## EXERCISE
Among these lines, how many include "mitad"? Answer only with the number.

-- start of DATA FOR PROCESSING --

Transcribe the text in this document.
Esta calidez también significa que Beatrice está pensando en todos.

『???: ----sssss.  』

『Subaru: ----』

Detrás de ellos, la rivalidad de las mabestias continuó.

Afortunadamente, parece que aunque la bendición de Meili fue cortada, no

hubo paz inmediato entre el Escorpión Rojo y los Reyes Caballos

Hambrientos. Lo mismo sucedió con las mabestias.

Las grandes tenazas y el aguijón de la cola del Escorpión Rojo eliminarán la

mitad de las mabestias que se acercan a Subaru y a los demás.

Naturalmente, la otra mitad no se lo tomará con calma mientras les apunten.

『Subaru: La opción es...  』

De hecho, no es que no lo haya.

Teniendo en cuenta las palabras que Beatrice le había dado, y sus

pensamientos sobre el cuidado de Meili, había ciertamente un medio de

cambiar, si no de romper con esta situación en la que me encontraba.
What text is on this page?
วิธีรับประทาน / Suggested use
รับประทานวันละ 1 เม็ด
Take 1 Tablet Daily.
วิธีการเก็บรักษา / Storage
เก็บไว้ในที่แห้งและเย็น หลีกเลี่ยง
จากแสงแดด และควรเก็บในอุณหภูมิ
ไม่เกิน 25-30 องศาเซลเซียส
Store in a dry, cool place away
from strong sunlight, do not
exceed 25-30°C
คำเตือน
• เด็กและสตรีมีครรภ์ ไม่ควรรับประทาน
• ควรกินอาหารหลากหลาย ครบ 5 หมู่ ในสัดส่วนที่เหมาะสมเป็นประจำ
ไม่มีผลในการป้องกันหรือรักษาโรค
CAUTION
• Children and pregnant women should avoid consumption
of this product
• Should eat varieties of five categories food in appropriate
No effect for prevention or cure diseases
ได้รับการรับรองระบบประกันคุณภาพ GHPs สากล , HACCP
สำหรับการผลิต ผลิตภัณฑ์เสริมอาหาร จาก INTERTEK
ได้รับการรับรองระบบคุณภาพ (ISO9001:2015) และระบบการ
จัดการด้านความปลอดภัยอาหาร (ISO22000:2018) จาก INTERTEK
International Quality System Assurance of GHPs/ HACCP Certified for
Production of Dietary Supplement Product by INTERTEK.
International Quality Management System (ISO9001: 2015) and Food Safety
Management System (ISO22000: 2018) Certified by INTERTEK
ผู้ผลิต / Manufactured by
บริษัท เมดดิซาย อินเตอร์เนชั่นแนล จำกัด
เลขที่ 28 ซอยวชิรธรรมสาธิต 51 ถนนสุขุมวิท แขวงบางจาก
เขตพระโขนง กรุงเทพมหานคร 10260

-- end of DATA FOR PROCESSING --

## FINAL RESULT
2